■ Record set
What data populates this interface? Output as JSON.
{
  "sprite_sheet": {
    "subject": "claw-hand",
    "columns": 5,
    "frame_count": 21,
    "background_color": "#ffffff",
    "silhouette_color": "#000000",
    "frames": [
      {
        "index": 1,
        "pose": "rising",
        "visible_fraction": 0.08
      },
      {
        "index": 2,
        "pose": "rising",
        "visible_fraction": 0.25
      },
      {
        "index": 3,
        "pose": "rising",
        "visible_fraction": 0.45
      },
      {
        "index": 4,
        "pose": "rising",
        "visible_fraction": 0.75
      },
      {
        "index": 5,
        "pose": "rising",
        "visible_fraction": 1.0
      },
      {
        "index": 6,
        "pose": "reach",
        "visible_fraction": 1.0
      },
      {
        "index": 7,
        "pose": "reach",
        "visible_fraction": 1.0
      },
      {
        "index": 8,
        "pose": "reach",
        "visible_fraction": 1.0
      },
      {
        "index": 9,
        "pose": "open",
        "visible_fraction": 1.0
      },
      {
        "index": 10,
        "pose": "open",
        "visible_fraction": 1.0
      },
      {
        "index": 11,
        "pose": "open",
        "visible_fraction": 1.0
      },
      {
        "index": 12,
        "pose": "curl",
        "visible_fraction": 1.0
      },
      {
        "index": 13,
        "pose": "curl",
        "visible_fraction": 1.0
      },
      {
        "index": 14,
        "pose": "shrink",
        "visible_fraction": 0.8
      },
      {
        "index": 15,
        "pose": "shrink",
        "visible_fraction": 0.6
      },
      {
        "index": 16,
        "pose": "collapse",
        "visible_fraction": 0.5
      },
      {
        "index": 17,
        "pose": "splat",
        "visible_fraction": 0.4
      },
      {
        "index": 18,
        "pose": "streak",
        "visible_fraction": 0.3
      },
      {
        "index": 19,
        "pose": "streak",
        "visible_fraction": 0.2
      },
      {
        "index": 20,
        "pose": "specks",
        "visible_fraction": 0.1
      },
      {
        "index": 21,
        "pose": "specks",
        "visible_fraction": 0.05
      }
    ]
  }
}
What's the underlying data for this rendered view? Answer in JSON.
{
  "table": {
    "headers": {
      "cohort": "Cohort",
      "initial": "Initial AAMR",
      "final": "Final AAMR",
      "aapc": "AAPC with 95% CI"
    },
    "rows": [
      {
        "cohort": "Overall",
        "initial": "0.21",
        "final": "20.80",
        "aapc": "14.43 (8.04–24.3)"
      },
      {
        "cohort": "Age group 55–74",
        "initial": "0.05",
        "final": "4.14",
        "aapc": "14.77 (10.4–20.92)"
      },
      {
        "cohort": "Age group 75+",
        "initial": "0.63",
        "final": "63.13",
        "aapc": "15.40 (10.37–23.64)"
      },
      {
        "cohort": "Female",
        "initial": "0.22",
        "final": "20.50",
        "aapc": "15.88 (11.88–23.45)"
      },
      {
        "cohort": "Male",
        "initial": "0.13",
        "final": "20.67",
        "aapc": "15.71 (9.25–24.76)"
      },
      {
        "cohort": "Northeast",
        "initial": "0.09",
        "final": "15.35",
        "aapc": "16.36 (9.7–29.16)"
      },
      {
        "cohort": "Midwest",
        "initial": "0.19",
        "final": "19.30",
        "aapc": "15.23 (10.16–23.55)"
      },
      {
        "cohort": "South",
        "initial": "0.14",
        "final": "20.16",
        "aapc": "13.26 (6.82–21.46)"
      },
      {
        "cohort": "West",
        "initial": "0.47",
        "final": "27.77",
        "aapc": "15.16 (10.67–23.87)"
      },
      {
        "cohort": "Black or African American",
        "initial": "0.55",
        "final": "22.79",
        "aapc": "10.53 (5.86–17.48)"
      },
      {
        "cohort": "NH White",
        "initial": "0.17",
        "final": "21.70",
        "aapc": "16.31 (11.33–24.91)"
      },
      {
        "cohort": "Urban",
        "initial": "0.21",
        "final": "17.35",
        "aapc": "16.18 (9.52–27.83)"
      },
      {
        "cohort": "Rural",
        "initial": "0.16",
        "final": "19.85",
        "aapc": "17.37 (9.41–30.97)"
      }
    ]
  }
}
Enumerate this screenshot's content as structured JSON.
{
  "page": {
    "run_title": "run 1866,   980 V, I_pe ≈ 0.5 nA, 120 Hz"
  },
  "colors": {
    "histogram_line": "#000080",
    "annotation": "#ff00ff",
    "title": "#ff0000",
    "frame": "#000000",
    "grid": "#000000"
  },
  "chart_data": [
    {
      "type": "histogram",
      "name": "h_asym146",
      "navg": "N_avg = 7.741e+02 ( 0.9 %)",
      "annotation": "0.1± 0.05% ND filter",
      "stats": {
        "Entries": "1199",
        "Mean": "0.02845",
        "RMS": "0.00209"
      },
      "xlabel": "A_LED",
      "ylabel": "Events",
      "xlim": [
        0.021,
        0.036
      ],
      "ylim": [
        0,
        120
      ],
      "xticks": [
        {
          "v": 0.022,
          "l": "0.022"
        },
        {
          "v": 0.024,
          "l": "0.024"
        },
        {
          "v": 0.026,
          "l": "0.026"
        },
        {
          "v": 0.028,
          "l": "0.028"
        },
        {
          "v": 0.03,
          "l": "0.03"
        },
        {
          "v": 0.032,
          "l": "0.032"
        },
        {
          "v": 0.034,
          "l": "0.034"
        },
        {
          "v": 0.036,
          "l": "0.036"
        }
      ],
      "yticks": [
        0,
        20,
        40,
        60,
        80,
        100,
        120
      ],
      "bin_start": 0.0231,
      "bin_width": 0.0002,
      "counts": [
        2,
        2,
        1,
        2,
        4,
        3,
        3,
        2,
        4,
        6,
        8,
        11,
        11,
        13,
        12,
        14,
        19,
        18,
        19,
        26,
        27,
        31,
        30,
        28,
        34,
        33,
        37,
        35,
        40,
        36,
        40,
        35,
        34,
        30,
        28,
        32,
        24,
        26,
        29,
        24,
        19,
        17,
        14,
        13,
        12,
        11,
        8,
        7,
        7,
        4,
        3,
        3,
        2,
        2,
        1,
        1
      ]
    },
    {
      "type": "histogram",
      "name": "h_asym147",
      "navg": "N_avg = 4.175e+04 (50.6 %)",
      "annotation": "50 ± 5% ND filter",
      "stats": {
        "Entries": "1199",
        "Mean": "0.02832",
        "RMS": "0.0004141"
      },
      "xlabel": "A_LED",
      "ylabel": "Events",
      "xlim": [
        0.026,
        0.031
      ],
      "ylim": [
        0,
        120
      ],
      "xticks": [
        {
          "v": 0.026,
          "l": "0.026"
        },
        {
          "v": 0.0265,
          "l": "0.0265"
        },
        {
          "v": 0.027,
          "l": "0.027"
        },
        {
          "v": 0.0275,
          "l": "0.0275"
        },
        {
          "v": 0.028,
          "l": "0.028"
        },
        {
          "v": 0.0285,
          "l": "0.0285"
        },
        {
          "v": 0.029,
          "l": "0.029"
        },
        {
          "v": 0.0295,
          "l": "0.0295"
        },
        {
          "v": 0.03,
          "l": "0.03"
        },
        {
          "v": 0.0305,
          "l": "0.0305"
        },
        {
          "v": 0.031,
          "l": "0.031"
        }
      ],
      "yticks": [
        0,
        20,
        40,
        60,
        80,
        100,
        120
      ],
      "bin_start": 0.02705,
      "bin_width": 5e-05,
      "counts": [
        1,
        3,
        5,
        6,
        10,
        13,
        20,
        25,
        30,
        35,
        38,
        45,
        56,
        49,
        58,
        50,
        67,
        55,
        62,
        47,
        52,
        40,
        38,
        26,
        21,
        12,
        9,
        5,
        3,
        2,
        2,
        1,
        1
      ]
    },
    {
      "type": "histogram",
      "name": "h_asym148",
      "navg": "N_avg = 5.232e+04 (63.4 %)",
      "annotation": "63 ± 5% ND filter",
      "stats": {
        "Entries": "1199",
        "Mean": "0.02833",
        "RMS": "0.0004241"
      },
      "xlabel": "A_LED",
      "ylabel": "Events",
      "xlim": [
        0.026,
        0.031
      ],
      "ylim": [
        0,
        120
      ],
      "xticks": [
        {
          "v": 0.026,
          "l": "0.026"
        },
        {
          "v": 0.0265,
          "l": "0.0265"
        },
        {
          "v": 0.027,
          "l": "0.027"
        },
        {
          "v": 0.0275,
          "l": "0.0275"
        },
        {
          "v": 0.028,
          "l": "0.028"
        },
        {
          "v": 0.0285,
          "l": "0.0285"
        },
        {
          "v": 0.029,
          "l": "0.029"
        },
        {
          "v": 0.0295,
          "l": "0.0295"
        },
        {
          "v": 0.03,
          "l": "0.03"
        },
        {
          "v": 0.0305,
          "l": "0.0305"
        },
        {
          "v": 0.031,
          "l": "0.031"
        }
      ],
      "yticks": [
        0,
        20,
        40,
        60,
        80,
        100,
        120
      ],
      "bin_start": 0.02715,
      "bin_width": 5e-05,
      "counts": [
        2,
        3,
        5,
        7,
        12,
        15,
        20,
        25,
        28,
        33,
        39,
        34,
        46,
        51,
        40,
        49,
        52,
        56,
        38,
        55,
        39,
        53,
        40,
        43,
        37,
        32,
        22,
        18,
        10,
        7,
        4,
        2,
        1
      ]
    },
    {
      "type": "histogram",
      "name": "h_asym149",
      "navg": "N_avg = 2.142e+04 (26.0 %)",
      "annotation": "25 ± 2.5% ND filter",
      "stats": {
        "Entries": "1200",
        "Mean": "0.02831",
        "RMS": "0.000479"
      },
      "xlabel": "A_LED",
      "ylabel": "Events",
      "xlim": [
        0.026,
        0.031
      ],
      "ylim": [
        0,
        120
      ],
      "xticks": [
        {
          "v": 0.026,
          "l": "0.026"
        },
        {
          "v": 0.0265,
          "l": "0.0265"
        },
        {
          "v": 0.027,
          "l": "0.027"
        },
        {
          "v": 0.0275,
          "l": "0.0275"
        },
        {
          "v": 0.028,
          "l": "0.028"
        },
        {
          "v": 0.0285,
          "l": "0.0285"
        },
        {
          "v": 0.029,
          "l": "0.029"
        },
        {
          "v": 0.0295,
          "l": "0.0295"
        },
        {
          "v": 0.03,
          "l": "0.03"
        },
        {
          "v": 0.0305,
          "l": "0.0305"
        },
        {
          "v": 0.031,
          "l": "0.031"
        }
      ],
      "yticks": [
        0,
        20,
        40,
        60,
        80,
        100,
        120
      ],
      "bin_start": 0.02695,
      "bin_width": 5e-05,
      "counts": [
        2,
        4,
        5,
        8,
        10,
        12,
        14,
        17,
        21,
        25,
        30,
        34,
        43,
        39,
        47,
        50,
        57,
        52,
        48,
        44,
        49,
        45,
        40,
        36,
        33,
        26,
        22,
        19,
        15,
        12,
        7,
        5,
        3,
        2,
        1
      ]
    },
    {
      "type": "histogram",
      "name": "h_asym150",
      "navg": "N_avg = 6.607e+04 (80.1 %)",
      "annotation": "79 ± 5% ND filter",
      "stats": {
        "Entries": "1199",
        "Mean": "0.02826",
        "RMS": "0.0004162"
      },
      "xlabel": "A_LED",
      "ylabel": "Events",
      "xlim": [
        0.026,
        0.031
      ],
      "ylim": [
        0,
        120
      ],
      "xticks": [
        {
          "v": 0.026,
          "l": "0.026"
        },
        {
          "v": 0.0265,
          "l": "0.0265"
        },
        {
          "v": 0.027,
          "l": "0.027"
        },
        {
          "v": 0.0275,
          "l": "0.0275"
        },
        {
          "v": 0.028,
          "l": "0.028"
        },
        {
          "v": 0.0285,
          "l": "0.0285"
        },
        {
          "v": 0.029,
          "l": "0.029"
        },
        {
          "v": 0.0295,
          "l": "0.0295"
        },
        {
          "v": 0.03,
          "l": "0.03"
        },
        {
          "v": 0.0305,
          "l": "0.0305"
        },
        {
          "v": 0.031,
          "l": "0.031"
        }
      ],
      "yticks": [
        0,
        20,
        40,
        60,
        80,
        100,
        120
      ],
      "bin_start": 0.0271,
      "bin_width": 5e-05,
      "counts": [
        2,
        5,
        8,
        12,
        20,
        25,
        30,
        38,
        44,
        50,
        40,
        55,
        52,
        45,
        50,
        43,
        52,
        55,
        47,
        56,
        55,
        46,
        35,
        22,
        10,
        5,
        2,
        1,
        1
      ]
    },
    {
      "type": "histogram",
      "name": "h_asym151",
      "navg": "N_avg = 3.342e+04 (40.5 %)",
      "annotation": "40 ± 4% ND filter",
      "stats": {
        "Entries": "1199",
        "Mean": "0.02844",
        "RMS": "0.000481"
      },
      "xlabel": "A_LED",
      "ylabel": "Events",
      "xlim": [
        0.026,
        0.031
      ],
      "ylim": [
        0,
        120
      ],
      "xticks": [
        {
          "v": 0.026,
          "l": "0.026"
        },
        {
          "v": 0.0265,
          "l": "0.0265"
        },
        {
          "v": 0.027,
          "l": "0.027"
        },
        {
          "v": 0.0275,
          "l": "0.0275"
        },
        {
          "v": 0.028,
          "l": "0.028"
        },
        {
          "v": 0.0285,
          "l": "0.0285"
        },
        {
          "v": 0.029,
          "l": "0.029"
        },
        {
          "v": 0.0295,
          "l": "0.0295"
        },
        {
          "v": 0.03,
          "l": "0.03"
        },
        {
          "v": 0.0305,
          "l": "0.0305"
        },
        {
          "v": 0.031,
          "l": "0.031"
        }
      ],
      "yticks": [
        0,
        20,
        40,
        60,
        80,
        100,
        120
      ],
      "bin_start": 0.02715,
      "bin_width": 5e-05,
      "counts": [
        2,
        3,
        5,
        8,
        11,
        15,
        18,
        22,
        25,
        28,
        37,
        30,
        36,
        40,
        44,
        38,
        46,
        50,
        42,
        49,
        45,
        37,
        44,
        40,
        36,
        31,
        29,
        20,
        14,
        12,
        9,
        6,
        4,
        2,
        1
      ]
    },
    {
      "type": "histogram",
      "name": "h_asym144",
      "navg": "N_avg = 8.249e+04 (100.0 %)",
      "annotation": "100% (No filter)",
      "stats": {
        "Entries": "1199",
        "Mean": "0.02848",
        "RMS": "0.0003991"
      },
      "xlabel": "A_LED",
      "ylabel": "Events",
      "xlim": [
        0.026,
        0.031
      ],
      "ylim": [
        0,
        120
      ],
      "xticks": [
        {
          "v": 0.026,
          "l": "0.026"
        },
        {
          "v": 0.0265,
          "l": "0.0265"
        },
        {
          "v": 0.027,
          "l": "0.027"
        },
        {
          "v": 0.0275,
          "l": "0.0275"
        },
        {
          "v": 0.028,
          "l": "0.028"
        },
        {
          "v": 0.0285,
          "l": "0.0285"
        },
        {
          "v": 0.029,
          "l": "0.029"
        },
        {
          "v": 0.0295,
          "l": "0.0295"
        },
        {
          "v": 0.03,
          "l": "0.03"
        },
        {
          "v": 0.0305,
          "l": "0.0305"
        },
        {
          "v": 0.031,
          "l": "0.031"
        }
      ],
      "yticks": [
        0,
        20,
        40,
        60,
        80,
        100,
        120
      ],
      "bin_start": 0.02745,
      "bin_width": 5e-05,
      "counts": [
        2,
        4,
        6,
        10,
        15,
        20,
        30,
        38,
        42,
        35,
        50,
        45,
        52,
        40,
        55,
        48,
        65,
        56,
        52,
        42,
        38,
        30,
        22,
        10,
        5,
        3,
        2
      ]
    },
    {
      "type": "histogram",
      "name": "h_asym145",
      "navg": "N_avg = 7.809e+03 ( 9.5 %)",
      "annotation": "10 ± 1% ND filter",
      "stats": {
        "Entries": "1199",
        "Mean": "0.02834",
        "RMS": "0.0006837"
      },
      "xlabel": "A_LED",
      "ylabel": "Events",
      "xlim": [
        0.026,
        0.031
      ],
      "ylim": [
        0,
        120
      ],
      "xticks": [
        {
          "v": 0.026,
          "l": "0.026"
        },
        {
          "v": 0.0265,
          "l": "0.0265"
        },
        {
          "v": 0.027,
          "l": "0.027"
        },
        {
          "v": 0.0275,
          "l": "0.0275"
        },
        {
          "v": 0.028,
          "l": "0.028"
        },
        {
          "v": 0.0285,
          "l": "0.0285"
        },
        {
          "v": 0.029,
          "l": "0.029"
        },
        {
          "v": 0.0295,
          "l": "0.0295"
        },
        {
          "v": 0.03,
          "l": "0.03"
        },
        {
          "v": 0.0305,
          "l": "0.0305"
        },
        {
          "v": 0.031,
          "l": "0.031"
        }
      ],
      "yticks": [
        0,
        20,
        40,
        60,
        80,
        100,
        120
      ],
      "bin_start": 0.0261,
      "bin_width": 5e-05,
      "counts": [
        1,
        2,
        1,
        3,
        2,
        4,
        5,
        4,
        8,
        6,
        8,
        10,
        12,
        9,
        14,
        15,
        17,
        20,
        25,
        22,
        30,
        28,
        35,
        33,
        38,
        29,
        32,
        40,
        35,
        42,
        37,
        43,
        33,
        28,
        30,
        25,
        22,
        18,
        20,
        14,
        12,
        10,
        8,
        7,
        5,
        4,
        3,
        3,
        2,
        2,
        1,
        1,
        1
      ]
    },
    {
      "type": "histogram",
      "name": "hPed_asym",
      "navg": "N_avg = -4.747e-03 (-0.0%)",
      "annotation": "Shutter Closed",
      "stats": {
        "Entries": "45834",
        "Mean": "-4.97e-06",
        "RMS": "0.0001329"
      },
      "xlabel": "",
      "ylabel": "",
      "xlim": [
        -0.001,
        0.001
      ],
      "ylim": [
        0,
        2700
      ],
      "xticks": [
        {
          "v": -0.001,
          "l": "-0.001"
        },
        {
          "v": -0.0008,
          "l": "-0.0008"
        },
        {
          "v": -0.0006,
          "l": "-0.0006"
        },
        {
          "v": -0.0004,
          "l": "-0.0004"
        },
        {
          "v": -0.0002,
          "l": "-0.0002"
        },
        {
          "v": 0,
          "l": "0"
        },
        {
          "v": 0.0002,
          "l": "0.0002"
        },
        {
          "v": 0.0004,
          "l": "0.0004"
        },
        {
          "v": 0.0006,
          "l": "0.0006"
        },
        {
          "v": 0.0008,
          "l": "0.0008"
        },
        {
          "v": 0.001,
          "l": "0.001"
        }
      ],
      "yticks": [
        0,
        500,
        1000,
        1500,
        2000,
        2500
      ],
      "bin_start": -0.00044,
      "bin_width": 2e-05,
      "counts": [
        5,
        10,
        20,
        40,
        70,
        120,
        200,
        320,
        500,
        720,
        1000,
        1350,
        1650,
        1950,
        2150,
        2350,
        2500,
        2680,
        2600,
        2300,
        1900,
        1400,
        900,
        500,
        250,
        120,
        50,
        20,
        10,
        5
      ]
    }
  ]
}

■ Requirements
Locate the word "annotation" in the records above, and return each line that has it.

■ Result of this exercise
    "annotation": "#ff00ff",
      "annotation": "0.1± 0.05% ND filter",
      "annotation": "50 ± 5% ND filter",
      "annotation": "63 ± 5% ND filter",
      "annotation": "25 ± 2.5% ND filter",
      "annotation": "79 ± 5% ND filter",
      "annotation": "40 ± 4% ND filter",
      "annotation": "100% (No filter)",
      "annotation": "10 ± 1% ND filter",
      "annotation": "Shutter Closed",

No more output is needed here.